§ TASK BRIEF: Every entry needs to be duplicated exactly.

Dataset records:

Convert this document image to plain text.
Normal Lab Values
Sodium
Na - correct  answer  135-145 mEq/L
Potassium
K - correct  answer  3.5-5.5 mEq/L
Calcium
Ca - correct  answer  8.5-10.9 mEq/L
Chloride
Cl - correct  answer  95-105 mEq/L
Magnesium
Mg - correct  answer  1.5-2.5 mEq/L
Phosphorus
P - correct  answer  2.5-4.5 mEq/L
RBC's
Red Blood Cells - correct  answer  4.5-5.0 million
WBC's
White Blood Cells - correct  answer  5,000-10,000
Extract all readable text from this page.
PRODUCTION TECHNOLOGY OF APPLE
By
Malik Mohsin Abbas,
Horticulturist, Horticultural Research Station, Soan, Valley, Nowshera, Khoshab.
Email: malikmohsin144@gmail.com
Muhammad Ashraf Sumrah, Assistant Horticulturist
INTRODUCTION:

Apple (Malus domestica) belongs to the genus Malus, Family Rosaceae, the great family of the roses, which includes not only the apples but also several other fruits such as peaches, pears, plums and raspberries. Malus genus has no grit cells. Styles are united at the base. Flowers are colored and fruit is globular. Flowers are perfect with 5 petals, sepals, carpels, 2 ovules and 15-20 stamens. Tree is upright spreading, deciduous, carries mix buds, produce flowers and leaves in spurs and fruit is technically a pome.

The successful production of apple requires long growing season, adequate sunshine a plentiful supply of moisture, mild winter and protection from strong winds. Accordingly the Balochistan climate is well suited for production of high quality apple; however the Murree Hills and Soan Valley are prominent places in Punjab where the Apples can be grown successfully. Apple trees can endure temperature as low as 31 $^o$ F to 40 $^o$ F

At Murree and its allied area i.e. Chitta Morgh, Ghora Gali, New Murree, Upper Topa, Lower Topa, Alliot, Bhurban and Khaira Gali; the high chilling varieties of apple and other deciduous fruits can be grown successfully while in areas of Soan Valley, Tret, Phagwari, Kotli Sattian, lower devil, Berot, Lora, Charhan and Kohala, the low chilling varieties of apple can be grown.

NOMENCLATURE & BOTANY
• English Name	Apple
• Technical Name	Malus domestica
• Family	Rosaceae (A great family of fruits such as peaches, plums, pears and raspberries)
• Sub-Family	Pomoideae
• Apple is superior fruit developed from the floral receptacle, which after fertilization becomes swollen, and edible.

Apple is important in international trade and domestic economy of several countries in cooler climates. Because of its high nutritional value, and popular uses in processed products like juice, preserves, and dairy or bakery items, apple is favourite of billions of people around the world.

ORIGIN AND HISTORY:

§ EXERCISE ANSWER:
Convert this document image to plain text.
Normal Lab Values
Sodium
Na - correct  answer  135-145 mEq/L
Potassium
K - correct  answer  3.5-5.5 mEq/L
Calcium
Ca - correct  answer  8.5-10.9 mEq/L
Chloride
Cl - correct  answer  95-105 mEq/L
Magnesium
Mg - correct  answer  1.5-2.5 mEq/L
Phosphorus
P - correct  answer  2.5-4.5 mEq/L
RBC's
Red Blood Cells - correct  answer  4.5-5.0 million
WBC's
White Blood Cells - correct  answer  5,000-10,000
Extract all readable text from this page.
PRODUCTION TECHNOLOGY OF APPLE
By
Malik Mohsin Abbas,
Horticulturist, Horticultural Research Station, Soan, Valley, Nowshera, Khoshab.
Email: malikmohsin144@gmail.com
Muhammad Ashraf Sumrah, Assistant Horticulturist
INTRODUCTION:

Apple (Malus domestica) belongs to the genus Malus, Family Rosaceae, the great family of the roses, which includes not only the apples but also several other fruits such as peaches, pears, plums and raspberries. Malus genus has no grit cells. Styles are united at the base. Flowers are colored and fruit is globular. Flowers are perfect with 5 petals, sepals, carpels, 2 ovules and 15-20 stamens. Tree is upright spreading, deciduous, carries mix buds, produce flowers and leaves in spurs and fruit is technically a pome.

The successful production of apple requires long growing season, adequate sunshine a plentiful supply of moisture, mild winter and protection from strong winds. Accordingly the Balochistan climate is well suited for production of high quality apple; however the Murree Hills and Soan Valley are prominent places in Punjab where the Apples can be grown successfully. Apple trees can endure temperature as low as 31 $^o$ F to 40 $^o$ F

At Murree and its allied area i.e. Chitta Morgh, Ghora Gali, New Murree, Upper Topa, Lower Topa, Alliot, Bhurban and Khaira Gali; the high chilling varieties of apple and other deciduous fruits can be grown successfully while in areas of Soan Valley, Tret, Phagwari, Kotli Sattian, lower devil, Berot, Lora, Charhan and Kohala, the low chilling varieties of apple can be grown.

NOMENCLATURE & BOTANY
• English Name	Apple
• Technical Name	Malus domestica
• Family	Rosaceae (A great family of fruits such as peaches, plums, pears and raspberries)
• Sub-Family	Pomoideae
• Apple is superior fruit developed from the floral receptacle, which after fertilization becomes swollen, and edible.

Apple is important in international trade and domestic economy of several countries in cooler climates. Because of its high nutritional value, and popular uses in processed products like juice, preserves, and dairy or bakery items, apple is favourite of billions of people around the world.

ORIGIN AND HISTORY:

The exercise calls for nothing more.